__What is being asked__.
Turn every line of the material below into a JSON list of strings, with one string per line and no blank lines. Leave the pictures out.

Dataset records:
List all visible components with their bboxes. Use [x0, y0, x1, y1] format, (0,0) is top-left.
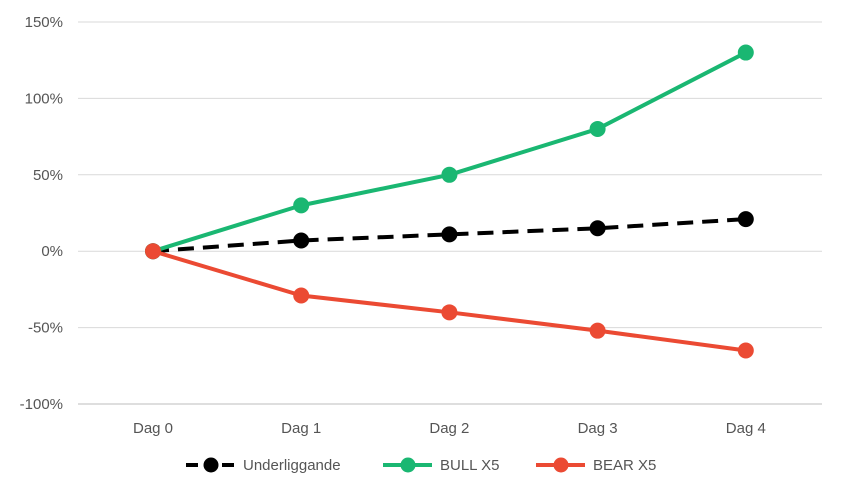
- y-tick-label: 0%: [41, 243, 63, 260]
- series-line: [152, 249, 747, 353]
- y-tick-label: 100%: [25, 90, 63, 107]
- data-point: [589, 120, 606, 137]
- y-tick-label: -50%: [28, 320, 63, 337]
- x-tick-label: Dag 3: [578, 420, 618, 437]
- legend-marker: [400, 457, 416, 473]
- legend-label: BEAR X5: [593, 457, 656, 474]
- legend-item: BULL X5: [383, 457, 499, 474]
- data-point: [589, 322, 606, 339]
- x-tick-label: Dag 1: [281, 420, 321, 437]
- data-point: [737, 342, 754, 359]
- data-point: [145, 243, 161, 260]
- y-axis-ticks: 150% 100% 50% 0% -50% -100%: [20, 14, 63, 413]
- x-tick-label: Dag 0: [133, 420, 173, 437]
- data-point: [293, 287, 310, 304]
- series-2: [145, 243, 754, 359]
- x-axis-ticks: Dag 0 Dag 1 Dag 2 Dag 3 Dag 4: [133, 420, 766, 437]
- legend-marker: [203, 457, 219, 473]
- y-tick-label: 50%: [33, 167, 63, 184]
- data-point: [293, 232, 310, 249]
- legend-item: Underliggande: [186, 457, 341, 474]
- y-tick-label: 150%: [25, 14, 63, 31]
- data-point: [737, 44, 754, 61]
- legend-marker: [553, 457, 569, 473]
- data-point: [293, 197, 310, 214]
- data-point: [441, 166, 458, 183]
- series-line: [152, 50, 747, 254]
- legend-label: Underliggande: [243, 457, 341, 474]
- series-0: [145, 211, 754, 260]
- legend-label: BULL X5: [440, 457, 499, 474]
- data-point: [589, 220, 606, 237]
- legend-item: BEAR X5: [536, 457, 656, 474]
- x-tick-label: Dag 4: [726, 420, 766, 437]
- data-point: [441, 226, 458, 243]
- data-point: [441, 304, 458, 321]
- legend: Underliggande BULL X5 BEAR X5: [186, 457, 656, 474]
- y-tick-label: -100%: [20, 396, 63, 413]
- x-tick-label: Dag 2: [429, 420, 469, 437]
- series-group: [145, 44, 754, 359]
- data-point: [737, 211, 754, 228]
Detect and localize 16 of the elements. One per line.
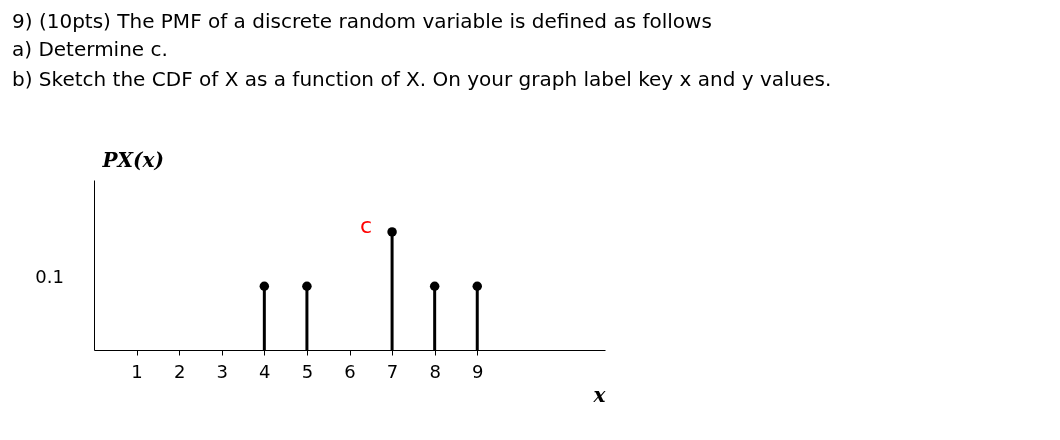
y-axis-title: PX(x) — [101, 147, 164, 172]
x-tick-label: 2 — [173, 360, 186, 382]
text: 0.1 — [35, 266, 64, 287]
x-tick-label: 8 — [429, 360, 441, 382]
x-tick-label: 5 — [301, 360, 314, 382]
x-tick-label: 4 — [259, 360, 271, 382]
x-axis-title: x — [592, 382, 607, 407]
text: a) Determine c. — [12, 37, 168, 61]
x-tick-label: 9 — [472, 360, 484, 382]
x-tick-label: 7 — [386, 360, 399, 382]
text: b) Sketch the CDF of X as a function of X. On your graph label key x and y values. — [12, 67, 832, 91]
x-tick-label: 3 — [216, 360, 228, 382]
x-tick-label: 6 — [344, 360, 356, 382]
x-tick-label: 1 — [131, 360, 143, 382]
chart-title: 9) (10pts) The PMF of a discrete random variable is defined as follows — [12, 9, 712, 33]
annotation: c — [360, 212, 373, 238]
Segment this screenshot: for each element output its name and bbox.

__Finished exercise__.
[
  "List all visible components with their bboxes. Use [x0, y0, x1, y1] format, (0,0) is top-left.",
  "- y-tick-label: 0%: [41, 243, 63, 260]",
  "- series-line: [152, 249, 747, 353]",
  "- y-tick-label: 100%: [25, 90, 63, 107]",
  "- data-point: [589, 120, 606, 137]",
  "- y-tick-label: -50%: [28, 320, 63, 337]",
  "- x-tick-label: Dag 3: [578, 420, 618, 437]",
  "- legend-marker: [400, 457, 416, 473]",
  "- legend-label: BEAR X5: [593, 457, 656, 474]",
  "- legend-item: BULL X5: [383, 457, 499, 474]",
  "- data-point: [589, 322, 606, 339]",
  "- x-tick-label: Dag 1: [281, 420, 321, 437]",
  "- data-point: [737, 342, 754, 359]",
  "- data-point: [145, 243, 161, 260]",
  "- y-axis-ticks: 150% 100% 50% 0% -50% -100%: [20, 14, 63, 413]",
  "- x-tick-label: Dag 0: [133, 420, 173, 437]",
  "- data-point: [293, 287, 310, 304]",
  "- series-2: [145, 243, 754, 359]",
  "- x-axis-ticks: Dag 0 Dag 1 Dag 2 Dag 3 Dag 4: [133, 420, 766, 437]",
  "- legend-marker: [203, 457, 219, 473]",
  "- y-tick-label: 50%: [33, 167, 63, 184]",
  "- data-point: [293, 232, 310, 249]",
  "- legend-item: Underliggande: [186, 457, 341, 474]",
  "- y-tick-label: 150%: [25, 14, 63, 31]",
  "- data-point: [737, 44, 754, 61]",
  "- legend-marker: [553, 457, 569, 473]",
  "- data-point: [293, 197, 310, 214]",
  "- data-point: [441, 166, 458, 183]",
  "- series-line: [152, 50, 747, 254]",
  "- legend-label: Underliggande: [243, 457, 341, 474]",
  "- series-0: [145, 211, 754, 260]",
  "- legend-label: BULL X5: [440, 457, 499, 474]",
  "- data-point: [589, 220, 606, 237]",
  "- legend-item: BEAR X5: [536, 457, 656, 474]",
  "- x-tick-label: Dag 4: [726, 420, 766, 437]",
  "- data-point: [441, 226, 458, 243]",
  "- data-point: [441, 304, 458, 321]",
  "- legend: Underliggande BULL X5 BEAR X5: [186, 457, 656, 474]",
  "- y-tick-label: -100%: [20, 396, 63, 413]",
  "- x-tick-label: Dag 2: [429, 420, 469, 437]",
  "- series-group: [145, 44, 754, 359]",
  "- data-point: [737, 211, 754, 228]",
  "Detect and localize 16 of the elements. One per line.",
  "y-axis-title: PX(x) — [101, 147, 164, 172]",
  "x-tick-label: 2 — [173, 360, 186, 382]",
  "text: 0.1 — [35, 266, 64, 287]",
  "x-tick-label: 8 — [429, 360, 441, 382]",
  "x-tick-label: 5 — [301, 360, 314, 382]",
  "x-tick-label: 4 — [259, 360, 271, 382]",
  "x-axis-title: x — [592, 382, 607, 407]",
  "text: a) Determine c. — [12, 37, 168, 61]",
  "x-tick-label: 9 — [472, 360, 484, 382]",
  "x-tick-label: 7 — [386, 360, 399, 382]",
  "text: b) Sketch the CDF of X as a function of X. On your graph label key x and y values. — [12, 67, 832, 91]",
  "x-tick-label: 3 — [216, 360, 228, 382]",
  "x-tick-label: 6 — [344, 360, 356, 382]",
  "x-tick-label: 1 — [131, 360, 143, 382]",
  "chart-title: 9) (10pts) The PMF of a discrete random variable is defined as follows — [12, 9, 712, 33]",
  "annotation: c — [360, 212, 373, 238]",
  "Segment this screenshot: for each element output its name and bbox."
]